- [Exercise objective]:
Recast the lines of the listing, starting at the first line and ending at the line containing "x-tick-label: 421 (681, 457, 697, 481)", as a numbered list with blank lines left out.

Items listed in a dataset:
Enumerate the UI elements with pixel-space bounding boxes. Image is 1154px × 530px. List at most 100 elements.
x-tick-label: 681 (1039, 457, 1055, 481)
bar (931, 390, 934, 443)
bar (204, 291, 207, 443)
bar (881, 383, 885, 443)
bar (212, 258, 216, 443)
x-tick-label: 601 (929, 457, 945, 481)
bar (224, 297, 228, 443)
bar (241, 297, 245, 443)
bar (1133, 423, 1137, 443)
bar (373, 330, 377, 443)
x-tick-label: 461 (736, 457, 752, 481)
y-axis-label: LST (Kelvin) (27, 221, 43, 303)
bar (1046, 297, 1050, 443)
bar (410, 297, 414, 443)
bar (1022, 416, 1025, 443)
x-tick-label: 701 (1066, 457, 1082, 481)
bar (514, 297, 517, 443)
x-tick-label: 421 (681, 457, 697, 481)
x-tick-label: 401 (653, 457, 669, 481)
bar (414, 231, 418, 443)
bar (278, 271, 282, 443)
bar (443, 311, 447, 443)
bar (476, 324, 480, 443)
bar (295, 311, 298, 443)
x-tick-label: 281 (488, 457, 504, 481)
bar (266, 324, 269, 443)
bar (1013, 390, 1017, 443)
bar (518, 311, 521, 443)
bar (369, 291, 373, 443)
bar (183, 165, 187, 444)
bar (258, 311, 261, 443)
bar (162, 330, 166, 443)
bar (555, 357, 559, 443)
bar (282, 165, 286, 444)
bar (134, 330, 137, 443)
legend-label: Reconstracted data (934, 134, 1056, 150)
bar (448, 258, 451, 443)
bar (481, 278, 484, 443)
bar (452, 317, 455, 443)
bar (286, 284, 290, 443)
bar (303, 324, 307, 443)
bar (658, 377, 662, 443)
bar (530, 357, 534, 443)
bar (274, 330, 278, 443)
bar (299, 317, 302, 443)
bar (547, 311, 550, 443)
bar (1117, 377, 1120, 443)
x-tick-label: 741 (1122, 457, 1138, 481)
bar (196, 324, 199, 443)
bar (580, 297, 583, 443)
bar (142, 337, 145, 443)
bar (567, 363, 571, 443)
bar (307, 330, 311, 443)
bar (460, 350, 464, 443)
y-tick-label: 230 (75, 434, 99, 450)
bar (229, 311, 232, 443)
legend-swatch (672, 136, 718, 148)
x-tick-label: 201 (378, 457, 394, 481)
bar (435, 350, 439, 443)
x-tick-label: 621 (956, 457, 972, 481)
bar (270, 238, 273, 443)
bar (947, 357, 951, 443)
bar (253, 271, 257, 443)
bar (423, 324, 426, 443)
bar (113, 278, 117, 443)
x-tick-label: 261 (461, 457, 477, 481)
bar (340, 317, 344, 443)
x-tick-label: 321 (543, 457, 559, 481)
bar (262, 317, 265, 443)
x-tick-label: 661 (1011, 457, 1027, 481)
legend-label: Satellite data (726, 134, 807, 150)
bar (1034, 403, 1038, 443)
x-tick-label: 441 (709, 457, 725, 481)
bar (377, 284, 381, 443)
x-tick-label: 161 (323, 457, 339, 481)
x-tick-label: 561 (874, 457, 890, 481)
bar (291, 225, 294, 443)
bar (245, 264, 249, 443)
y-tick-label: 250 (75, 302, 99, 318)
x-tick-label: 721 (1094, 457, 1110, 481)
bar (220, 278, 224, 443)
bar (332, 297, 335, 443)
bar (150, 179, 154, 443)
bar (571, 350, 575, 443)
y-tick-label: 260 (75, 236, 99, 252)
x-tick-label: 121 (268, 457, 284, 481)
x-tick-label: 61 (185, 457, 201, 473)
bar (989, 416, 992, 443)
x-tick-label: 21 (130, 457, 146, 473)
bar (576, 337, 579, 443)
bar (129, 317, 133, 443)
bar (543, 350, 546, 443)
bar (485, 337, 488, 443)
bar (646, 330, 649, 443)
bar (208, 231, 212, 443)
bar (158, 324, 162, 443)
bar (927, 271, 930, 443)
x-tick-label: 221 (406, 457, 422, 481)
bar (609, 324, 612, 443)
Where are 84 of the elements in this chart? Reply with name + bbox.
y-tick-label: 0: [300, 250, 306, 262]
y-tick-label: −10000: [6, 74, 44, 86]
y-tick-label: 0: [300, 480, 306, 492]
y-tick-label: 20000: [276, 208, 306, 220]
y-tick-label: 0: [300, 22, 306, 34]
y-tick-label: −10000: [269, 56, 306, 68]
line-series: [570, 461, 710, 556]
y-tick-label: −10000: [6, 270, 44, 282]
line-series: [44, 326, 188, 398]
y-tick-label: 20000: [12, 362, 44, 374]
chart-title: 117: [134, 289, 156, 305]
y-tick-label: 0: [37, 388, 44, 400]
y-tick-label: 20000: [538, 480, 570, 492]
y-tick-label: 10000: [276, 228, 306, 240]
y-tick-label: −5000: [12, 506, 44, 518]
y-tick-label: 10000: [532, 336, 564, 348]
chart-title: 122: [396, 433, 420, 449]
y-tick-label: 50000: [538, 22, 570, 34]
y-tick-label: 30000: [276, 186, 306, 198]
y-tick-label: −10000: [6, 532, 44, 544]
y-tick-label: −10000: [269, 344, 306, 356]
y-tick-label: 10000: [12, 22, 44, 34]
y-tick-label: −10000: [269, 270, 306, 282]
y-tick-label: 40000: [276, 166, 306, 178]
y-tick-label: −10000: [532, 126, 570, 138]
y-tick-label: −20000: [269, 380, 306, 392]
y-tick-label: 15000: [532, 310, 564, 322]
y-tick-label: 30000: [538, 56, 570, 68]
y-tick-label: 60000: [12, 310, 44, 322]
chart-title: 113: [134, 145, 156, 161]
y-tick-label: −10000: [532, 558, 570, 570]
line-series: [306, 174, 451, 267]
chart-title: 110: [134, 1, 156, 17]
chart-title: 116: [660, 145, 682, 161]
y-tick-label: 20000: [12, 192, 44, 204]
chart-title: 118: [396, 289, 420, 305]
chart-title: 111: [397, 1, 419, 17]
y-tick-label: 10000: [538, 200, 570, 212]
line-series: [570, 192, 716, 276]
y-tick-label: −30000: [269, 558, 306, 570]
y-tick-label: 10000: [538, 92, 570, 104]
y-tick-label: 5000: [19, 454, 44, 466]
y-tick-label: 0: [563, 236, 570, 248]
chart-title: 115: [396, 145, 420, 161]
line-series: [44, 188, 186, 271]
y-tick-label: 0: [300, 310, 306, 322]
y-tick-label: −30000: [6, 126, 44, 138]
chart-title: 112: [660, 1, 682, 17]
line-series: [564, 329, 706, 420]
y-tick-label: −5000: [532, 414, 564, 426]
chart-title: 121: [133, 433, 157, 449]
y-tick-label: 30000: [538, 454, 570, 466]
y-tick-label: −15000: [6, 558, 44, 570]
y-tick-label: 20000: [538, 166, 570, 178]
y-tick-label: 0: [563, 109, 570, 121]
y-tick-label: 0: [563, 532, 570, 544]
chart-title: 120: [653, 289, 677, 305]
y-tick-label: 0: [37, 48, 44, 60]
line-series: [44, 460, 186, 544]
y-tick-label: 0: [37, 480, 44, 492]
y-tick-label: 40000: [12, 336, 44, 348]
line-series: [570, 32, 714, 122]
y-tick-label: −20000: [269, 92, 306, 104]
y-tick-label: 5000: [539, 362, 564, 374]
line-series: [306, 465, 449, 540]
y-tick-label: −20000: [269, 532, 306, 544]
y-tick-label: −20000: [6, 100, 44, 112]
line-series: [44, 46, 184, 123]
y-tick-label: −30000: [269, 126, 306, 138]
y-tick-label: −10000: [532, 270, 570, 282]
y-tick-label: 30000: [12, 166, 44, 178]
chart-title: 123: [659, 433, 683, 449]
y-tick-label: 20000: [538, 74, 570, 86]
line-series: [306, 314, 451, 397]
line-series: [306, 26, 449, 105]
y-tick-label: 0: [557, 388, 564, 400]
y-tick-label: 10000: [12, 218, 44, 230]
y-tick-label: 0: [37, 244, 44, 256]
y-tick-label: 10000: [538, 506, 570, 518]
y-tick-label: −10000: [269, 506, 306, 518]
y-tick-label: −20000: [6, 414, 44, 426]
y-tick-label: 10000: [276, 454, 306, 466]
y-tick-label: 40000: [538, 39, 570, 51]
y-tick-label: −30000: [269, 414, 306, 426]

- [Written solution]:
1. Enumerate the UI elements with pixel-space bounding boxes. Image is 1154px × 530px. List at most 100 elements.
2. x-tick-label: 681 (1039, 457, 1055, 481)
3. bar (931, 390, 934, 443)
4. bar (204, 291, 207, 443)
5. bar (881, 383, 885, 443)
6. bar (212, 258, 216, 443)
7. x-tick-label: 601 (929, 457, 945, 481)
8. bar (224, 297, 228, 443)
9. bar (241, 297, 245, 443)
10. bar (1133, 423, 1137, 443)
11. bar (373, 330, 377, 443)
12. x-tick-label: 461 (736, 457, 752, 481)
13. y-axis-label: LST (Kelvin) (27, 221, 43, 303)
14. bar (1046, 297, 1050, 443)
15. bar (410, 297, 414, 443)
16. bar (1022, 416, 1025, 443)
17. x-tick-label: 701 (1066, 457, 1082, 481)
18. bar (514, 297, 517, 443)
19. x-tick-label: 421 (681, 457, 697, 481)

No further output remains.